──────── Material shown ────────

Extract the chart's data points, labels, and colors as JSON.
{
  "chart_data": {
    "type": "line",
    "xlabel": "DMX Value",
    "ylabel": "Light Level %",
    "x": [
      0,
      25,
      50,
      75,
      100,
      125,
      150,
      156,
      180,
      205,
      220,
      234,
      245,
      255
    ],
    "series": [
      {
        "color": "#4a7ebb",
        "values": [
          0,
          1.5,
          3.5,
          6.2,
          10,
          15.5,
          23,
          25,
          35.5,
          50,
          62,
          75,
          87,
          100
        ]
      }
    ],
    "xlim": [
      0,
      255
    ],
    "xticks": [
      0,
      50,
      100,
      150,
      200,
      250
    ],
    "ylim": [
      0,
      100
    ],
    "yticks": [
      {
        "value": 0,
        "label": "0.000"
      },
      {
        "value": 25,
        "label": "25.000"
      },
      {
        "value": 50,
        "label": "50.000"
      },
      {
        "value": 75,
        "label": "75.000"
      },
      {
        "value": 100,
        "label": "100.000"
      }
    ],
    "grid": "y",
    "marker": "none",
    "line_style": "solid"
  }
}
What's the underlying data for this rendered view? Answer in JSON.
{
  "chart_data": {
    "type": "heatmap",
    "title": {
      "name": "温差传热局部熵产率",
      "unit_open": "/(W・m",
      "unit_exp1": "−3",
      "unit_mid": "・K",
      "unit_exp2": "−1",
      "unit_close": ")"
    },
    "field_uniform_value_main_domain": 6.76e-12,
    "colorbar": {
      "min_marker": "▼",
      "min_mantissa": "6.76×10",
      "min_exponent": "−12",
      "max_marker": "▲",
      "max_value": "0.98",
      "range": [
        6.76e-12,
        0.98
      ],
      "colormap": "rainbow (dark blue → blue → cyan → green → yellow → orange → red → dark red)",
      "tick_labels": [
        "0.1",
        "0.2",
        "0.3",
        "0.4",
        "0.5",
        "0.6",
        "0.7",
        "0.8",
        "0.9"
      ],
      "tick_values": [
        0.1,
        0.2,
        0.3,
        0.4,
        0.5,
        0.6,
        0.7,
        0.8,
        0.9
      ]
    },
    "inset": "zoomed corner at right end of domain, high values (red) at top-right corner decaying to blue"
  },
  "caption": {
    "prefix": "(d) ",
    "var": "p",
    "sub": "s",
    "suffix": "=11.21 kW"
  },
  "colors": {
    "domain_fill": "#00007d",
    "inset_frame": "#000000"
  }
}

────────

→ Stated goal:
Faithfully reproduce all of the records, character for character.

→ Response to the exercise:
Extract the chart's data points, labels, and colors as JSON.
{
  "chart_data": {
    "type": "line",
    "xlabel": "DMX Value",
    "ylabel": "Light Level %",
    "x": [
      0,
      25,
      50,
      75,
      100,
      125,
      150,
      156,
      180,
      205,
      220,
      234,
      245,
      255
    ],
    "series": [
      {
        "color": "#4a7ebb",
        "values": [
          0,
          1.5,
          3.5,
          6.2,
          10,
          15.5,
          23,
          25,
          35.5,
          50,
          62,
          75,
          87,
          100
        ]
      }
    ],
    "xlim": [
      0,
      255
    ],
    "xticks": [
      0,
      50,
      100,
      150,
      200,
      250
    ],
    "ylim": [
      0,
      100
    ],
    "yticks": [
      {
        "value": 0,
        "label": "0.000"
      },
      {
        "value": 25,
        "label": "25.000"
      },
      {
        "value": 50,
        "label": "50.000"
      },
      {
        "value": 75,
        "label": "75.000"
      },
      {
        "value": 100,
        "label": "100.000"
      }
    ],
    "grid": "y",
    "marker": "none",
    "line_style": "solid"
  }
}
What's the underlying data for this rendered view? Answer in JSON.
{
  "chart_data": {
    "type": "heatmap",
    "title": {
      "name": "温差传热局部熵产率",
      "unit_open": "/(W・m",
      "unit_exp1": "−3",
      "unit_mid": "・K",
      "unit_exp2": "−1",
      "unit_close": ")"
    },
    "field_uniform_value_main_domain": 6.76e-12,
    "colorbar": {
      "min_marker": "▼",
      "min_mantissa": "6.76×10",
      "min_exponent": "−12",
      "max_marker": "▲",
      "max_value": "0.98",
      "range": [
        6.76e-12,
        0.98
      ],
      "colormap": "rainbow (dark blue → blue → cyan → green → yellow → orange → red → dark red)",
      "tick_labels": [
        "0.1",
        "0.2",
        "0.3",
        "0.4",
        "0.5",
        "0.6",
        "0.7",
        "0.8",
        "0.9"
      ],
      "tick_values": [
        0.1,
        0.2,
        0.3,
        0.4,
        0.5,
        0.6,
        0.7,
        0.8,
        0.9
      ]
    },
    "inset": "zoomed corner at right end of domain, high values (red) at top-right corner decaying to blue"
  },
  "caption": {
    "prefix": "(d) ",
    "var": "p",
    "sub": "s",
    "suffix": "=11.21 kW"
  },
  "colors": {
    "domain_fill": "#00007d",
    "inset_frame": "#000000"
  }
}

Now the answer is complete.